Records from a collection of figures
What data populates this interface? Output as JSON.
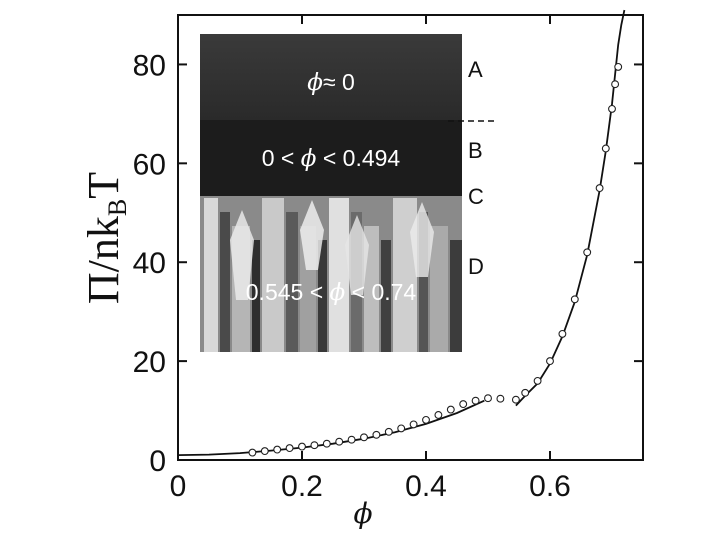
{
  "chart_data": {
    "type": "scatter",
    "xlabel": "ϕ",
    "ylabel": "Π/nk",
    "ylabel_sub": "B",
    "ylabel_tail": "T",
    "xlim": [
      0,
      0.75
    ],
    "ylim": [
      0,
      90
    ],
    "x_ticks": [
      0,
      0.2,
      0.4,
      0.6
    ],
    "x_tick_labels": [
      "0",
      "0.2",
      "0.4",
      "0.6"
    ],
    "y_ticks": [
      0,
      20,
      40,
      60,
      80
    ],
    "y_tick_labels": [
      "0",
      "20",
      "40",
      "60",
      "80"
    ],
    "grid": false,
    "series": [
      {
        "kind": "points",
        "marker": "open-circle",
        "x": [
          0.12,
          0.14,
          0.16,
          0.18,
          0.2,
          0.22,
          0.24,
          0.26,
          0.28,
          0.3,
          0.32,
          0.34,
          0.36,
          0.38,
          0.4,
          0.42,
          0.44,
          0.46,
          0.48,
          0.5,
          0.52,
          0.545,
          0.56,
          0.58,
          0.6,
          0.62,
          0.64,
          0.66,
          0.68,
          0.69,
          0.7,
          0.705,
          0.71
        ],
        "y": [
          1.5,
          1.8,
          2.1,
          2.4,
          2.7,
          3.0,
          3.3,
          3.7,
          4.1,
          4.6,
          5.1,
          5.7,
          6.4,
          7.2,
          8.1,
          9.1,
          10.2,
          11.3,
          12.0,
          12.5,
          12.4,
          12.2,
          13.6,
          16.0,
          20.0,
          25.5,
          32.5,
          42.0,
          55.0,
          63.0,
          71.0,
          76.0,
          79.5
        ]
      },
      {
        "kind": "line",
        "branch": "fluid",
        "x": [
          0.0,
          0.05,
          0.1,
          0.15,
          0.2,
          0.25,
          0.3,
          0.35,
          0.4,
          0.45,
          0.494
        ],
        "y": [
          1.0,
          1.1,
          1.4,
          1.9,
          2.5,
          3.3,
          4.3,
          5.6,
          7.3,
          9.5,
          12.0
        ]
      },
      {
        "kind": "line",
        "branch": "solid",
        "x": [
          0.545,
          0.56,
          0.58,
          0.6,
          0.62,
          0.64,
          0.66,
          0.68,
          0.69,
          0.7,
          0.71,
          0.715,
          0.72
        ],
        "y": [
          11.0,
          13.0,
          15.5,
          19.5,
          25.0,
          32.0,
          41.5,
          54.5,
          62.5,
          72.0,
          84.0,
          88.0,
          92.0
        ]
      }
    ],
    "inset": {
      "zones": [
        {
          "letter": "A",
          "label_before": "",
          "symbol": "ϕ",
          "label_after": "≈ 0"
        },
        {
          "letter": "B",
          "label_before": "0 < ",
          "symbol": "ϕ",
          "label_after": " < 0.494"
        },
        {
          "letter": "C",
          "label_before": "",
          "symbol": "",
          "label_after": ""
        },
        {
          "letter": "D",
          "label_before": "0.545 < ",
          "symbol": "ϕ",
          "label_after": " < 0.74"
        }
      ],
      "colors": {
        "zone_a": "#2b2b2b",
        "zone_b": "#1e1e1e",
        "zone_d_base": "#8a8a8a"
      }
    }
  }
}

◆ TASK ◆
Skip the pictures and transcribe the rest of the records exactly.

◆ OUTPUT BELOW ◆
What data populates this interface? Output as JSON.
{
  "chart_data": {
    "type": "scatter",
    "xlabel": "ϕ",
    "ylabel": "Π/nk",
    "ylabel_sub": "B",
    "ylabel_tail": "T",
    "xlim": [
      0,
      0.75
    ],
    "ylim": [
      0,
      90
    ],
    "x_ticks": [
      0,
      0.2,
      0.4,
      0.6
    ],
    "x_tick_labels": [
      "0",
      "0.2",
      "0.4",
      "0.6"
    ],
    "y_ticks": [
      0,
      20,
      40,
      60,
      80
    ],
    "y_tick_labels": [
      "0",
      "20",
      "40",
      "60",
      "80"
    ],
    "grid": false,
    "series": [
      {
        "kind": "points",
        "marker": "open-circle",
        "x": [
          0.12,
          0.14,
          0.16,
          0.18,
          0.2,
          0.22,
          0.24,
          0.26,
          0.28,
          0.3,
          0.32,
          0.34,
          0.36,
          0.38,
          0.4,
          0.42,
          0.44,
          0.46,
          0.48,
          0.5,
          0.52,
          0.545,
          0.56,
          0.58,
          0.6,
          0.62,
          0.64,
          0.66,
          0.68,
          0.69,
          0.7,
          0.705,
          0.71
        ],
        "y": [
          1.5,
          1.8,
          2.1,
          2.4,
          2.7,
          3.0,
          3.3,
          3.7,
          4.1,
          4.6,
          5.1,
          5.7,
          6.4,
          7.2,
          8.1,
          9.1,
          10.2,
          11.3,
          12.0,
          12.5,
          12.4,
          12.2,
          13.6,
          16.0,
          20.0,
          25.5,
          32.5,
          42.0,
          55.0,
          63.0,
          71.0,
          76.0,
          79.5
        ]
      },
      {
        "kind": "line",
        "branch": "fluid",
        "x": [
          0.0,
          0.05,
          0.1,
          0.15,
          0.2,
          0.25,
          0.3,
          0.35,
          0.4,
          0.45,
          0.494
        ],
        "y": [
          1.0,
          1.1,
          1.4,
          1.9,
          2.5,
          3.3,
          4.3,
          5.6,
          7.3,
          9.5,
          12.0
        ]
      },
      {
        "kind": "line",
        "branch": "solid",
        "x": [
          0.545,
          0.56,
          0.58,
          0.6,
          0.62,
          0.64,
          0.66,
          0.68,
          0.69,
          0.7,
          0.71,
          0.715,
          0.72
        ],
        "y": [
          11.0,
          13.0,
          15.5,
          19.5,
          25.0,
          32.0,
          41.5,
          54.5,
          62.5,
          72.0,
          84.0,
          88.0,
          92.0
        ]
      }
    ],
    "inset": {
      "zones": [
        {
          "letter": "A",
          "label_before": "",
          "symbol": "ϕ",
          "label_after": "≈ 0"
        },
        {
          "letter": "B",
          "label_before": "0 < ",
          "symbol": "ϕ",
          "label_after": " < 0.494"
        },
        {
          "letter": "C",
          "label_before": "",
          "symbol": "",
          "label_after": ""
        },
        {
          "letter": "D",
          "label_before": "0.545 < ",
          "symbol": "ϕ",
          "label_after": " < 0.74"
        }
      ],
      "colors": {
        "zone_a": "#2b2b2b",
        "zone_b": "#1e1e1e",
        "zone_d_base": "#8a8a8a"
      }
    }
  }
}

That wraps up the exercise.